- TASK GOAL: Copy all lines of the listing that include the string "name".

- DATA SECTION:
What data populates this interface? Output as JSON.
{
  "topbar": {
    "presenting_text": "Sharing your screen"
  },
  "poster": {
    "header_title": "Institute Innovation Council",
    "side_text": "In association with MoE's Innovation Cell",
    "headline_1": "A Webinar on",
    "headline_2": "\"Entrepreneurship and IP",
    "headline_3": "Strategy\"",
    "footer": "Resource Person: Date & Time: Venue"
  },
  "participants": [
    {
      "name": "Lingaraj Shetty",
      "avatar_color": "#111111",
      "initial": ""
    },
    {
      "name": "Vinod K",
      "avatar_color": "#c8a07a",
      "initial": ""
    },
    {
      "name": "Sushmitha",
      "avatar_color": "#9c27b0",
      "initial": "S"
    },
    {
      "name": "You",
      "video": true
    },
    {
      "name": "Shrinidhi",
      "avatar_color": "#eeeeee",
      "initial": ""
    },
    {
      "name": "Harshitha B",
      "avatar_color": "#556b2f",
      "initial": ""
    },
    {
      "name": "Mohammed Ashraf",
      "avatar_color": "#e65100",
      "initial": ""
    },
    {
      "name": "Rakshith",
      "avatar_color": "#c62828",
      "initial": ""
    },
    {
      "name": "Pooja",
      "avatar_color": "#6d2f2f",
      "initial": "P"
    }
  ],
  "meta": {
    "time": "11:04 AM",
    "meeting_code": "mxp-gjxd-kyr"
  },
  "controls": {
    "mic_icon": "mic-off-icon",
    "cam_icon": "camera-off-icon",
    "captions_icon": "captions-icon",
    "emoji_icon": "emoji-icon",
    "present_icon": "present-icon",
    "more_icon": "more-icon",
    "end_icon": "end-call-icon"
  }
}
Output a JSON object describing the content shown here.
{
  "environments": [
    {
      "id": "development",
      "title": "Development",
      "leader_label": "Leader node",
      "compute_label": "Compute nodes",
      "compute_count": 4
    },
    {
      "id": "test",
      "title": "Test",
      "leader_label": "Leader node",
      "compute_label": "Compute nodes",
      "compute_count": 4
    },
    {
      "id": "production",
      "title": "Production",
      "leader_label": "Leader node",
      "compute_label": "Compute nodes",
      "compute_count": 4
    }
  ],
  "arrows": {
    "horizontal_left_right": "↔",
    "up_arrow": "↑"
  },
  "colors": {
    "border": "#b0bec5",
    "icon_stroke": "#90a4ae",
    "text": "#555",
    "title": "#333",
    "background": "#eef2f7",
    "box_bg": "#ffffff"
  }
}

- IN RESPONSE:
      "name": "Lingaraj Shetty",
      "name": "Vinod K",
      "name": "Sushmitha",
      "name": "You",
      "name": "Shrinidhi",
      "name": "Harshitha B",
      "name": "Mohammed Ashraf",
      "name": "Rakshith",
      "name": "Pooja",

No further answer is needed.